Find the lines that contain the word "same" and copy each one.

[Source data]

## Start

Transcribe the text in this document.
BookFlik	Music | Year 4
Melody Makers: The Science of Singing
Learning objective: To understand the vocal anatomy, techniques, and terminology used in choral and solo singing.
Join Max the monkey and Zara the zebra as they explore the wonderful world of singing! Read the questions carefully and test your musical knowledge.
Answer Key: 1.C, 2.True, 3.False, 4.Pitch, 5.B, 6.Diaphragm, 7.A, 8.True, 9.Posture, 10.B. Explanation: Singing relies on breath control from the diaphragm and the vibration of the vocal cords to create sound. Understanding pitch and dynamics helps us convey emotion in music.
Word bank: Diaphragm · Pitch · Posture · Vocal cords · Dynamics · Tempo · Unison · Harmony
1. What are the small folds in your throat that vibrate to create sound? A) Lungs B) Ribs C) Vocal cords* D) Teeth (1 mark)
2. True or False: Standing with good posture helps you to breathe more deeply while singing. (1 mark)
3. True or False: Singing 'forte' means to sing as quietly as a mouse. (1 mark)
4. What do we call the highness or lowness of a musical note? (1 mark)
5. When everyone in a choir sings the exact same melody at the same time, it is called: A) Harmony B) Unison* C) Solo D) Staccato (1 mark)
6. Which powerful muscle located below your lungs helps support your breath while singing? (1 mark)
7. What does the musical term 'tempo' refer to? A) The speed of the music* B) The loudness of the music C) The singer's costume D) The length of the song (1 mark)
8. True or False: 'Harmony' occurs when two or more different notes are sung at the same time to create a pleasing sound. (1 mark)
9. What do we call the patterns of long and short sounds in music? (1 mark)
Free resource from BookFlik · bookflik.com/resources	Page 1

## End

### Full answer
5. When everyone in a choir sings the exact same melody at the same time, it is called: A) Harmony B) Unison* C) Solo D) Staccato (1 mark)
8. True or False: 'Harmony' occurs when two or more different notes are sung at the same time to create a pleasing sound. (1 mark)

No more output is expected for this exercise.